## Entries supplied
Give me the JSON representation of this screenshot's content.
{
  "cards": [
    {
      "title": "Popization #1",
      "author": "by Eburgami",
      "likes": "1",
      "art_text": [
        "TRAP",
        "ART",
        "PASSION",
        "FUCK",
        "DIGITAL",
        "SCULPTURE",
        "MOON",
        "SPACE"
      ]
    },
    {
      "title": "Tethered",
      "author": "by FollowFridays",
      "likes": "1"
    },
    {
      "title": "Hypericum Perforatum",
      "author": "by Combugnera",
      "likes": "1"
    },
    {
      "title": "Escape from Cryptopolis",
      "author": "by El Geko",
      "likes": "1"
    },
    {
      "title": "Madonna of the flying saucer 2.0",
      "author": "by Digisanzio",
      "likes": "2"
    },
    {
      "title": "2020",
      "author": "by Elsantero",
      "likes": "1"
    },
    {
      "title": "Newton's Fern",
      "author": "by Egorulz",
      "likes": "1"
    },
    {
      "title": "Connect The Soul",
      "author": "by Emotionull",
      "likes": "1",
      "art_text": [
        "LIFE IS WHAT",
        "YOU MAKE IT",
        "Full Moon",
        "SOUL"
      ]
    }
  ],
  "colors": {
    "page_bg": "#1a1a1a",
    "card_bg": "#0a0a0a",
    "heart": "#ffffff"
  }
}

## Stated goal
Would you give the material above again, complete and exact?

## Task output
Give me the JSON representation of this screenshot's content.
{
  "cards": [
    {
      "title": "Popization #1",
      "author": "by Eburgami",
      "likes": "1",
      "art_text": [
        "TRAP",
        "ART",
        "PASSION",
        "FUCK",
        "DIGITAL",
        "SCULPTURE",
        "MOON",
        "SPACE"
      ]
    },
    {
      "title": "Tethered",
      "author": "by FollowFridays",
      "likes": "1"
    },
    {
      "title": "Hypericum Perforatum",
      "author": "by Combugnera",
      "likes": "1"
    },
    {
      "title": "Escape from Cryptopolis",
      "author": "by El Geko",
      "likes": "1"
    },
    {
      "title": "Madonna of the flying saucer 2.0",
      "author": "by Digisanzio",
      "likes": "2"
    },
    {
      "title": "2020",
      "author": "by Elsantero",
      "likes": "1"
    },
    {
      "title": "Newton's Fern",
      "author": "by Egorulz",
      "likes": "1"
    },
    {
      "title": "Connect The Soul",
      "author": "by Emotionull",
      "likes": "1",
      "art_text": [
        "LIFE IS WHAT",
        "YOU MAKE IT",
        "Full Moon",
        "SOUL"
      ]
    }
  ],
  "colors": {
    "page_bg": "#1a1a1a",
    "card_bg": "#0a0a0a",
    "heart": "#ffffff"
  }
}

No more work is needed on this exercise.